◆ Short exercise
List each line of the data that holds the word "damit".

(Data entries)
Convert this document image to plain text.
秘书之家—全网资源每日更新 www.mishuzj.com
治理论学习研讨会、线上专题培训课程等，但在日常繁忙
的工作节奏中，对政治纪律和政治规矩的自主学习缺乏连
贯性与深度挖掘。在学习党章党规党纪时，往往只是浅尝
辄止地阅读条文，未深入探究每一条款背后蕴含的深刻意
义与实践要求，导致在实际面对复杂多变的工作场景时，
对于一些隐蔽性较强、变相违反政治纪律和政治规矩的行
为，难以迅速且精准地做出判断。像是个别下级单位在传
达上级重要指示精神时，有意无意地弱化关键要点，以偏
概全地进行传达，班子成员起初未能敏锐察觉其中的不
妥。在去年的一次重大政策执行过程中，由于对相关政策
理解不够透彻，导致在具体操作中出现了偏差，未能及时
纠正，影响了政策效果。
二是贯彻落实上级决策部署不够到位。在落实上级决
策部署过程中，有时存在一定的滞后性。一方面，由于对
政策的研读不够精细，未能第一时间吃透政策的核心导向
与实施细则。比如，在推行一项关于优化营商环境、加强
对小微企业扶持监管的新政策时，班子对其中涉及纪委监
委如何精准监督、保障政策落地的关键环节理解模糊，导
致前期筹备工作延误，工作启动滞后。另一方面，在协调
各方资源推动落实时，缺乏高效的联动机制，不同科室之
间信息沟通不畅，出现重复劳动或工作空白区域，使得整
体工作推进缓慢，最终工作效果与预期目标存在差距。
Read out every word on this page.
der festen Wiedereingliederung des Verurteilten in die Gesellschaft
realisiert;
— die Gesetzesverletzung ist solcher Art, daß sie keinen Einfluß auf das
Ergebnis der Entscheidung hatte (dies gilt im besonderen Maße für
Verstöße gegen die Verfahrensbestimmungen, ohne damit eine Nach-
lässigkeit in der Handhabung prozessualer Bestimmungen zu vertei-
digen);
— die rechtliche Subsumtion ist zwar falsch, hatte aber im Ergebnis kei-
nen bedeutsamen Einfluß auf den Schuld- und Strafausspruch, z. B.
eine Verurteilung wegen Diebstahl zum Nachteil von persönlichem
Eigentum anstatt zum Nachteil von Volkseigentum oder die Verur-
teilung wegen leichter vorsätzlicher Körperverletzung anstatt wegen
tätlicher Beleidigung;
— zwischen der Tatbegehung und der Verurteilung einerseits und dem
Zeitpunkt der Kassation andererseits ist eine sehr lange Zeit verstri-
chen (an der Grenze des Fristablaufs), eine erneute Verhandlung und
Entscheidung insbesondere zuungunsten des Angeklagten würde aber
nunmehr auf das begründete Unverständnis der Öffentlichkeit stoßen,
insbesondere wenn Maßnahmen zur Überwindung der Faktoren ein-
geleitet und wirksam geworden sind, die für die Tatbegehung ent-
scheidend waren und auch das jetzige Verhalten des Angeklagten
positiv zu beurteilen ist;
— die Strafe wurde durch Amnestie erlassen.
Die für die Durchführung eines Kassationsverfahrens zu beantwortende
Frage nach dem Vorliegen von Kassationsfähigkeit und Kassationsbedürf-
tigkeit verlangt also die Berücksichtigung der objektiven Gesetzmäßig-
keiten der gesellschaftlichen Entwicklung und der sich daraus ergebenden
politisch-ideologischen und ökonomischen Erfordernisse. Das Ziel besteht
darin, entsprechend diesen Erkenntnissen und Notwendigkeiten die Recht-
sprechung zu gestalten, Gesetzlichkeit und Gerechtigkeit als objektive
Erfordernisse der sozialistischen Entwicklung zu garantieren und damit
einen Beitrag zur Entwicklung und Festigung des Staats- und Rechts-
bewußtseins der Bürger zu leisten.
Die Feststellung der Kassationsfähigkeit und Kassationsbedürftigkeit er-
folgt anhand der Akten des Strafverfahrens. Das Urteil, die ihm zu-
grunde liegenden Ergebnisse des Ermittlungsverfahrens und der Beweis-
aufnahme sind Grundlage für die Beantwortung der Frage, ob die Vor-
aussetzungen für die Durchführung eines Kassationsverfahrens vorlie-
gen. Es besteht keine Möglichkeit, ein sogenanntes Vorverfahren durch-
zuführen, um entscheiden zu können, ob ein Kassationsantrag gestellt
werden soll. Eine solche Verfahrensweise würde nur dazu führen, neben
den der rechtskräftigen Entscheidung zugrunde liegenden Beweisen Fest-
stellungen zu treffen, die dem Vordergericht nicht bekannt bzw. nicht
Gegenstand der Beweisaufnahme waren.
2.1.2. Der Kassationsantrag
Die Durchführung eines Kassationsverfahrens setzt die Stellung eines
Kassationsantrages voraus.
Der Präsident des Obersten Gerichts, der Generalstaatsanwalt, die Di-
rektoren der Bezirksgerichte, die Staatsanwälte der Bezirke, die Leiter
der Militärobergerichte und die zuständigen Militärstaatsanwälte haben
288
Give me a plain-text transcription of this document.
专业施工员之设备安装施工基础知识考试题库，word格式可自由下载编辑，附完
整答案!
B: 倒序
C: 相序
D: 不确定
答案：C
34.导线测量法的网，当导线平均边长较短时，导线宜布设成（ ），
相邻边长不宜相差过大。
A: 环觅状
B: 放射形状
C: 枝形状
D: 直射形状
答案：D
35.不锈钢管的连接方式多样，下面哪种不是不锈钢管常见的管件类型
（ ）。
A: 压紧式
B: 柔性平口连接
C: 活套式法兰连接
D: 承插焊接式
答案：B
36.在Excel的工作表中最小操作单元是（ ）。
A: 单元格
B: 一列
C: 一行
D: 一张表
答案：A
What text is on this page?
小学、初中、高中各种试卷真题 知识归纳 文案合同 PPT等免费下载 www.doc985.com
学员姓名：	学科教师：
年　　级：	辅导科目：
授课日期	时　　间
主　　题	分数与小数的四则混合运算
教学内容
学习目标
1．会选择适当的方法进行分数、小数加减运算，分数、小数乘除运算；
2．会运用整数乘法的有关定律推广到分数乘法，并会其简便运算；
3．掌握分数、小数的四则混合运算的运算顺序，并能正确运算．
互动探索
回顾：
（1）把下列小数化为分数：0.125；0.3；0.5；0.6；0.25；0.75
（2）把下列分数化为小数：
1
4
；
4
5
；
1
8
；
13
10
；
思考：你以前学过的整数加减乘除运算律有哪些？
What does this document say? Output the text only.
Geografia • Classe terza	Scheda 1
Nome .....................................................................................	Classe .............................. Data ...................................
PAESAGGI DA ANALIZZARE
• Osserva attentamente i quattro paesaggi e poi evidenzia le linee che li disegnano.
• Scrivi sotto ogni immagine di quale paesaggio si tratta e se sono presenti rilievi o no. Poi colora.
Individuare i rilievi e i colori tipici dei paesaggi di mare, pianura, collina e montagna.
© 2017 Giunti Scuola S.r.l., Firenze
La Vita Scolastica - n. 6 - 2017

◆ Completed task
Verstöße gegen die Verfahrensbestimmungen, ohne damit eine Nach-
Erfordernisse der sozialistischen Entwicklung zu garantieren und damit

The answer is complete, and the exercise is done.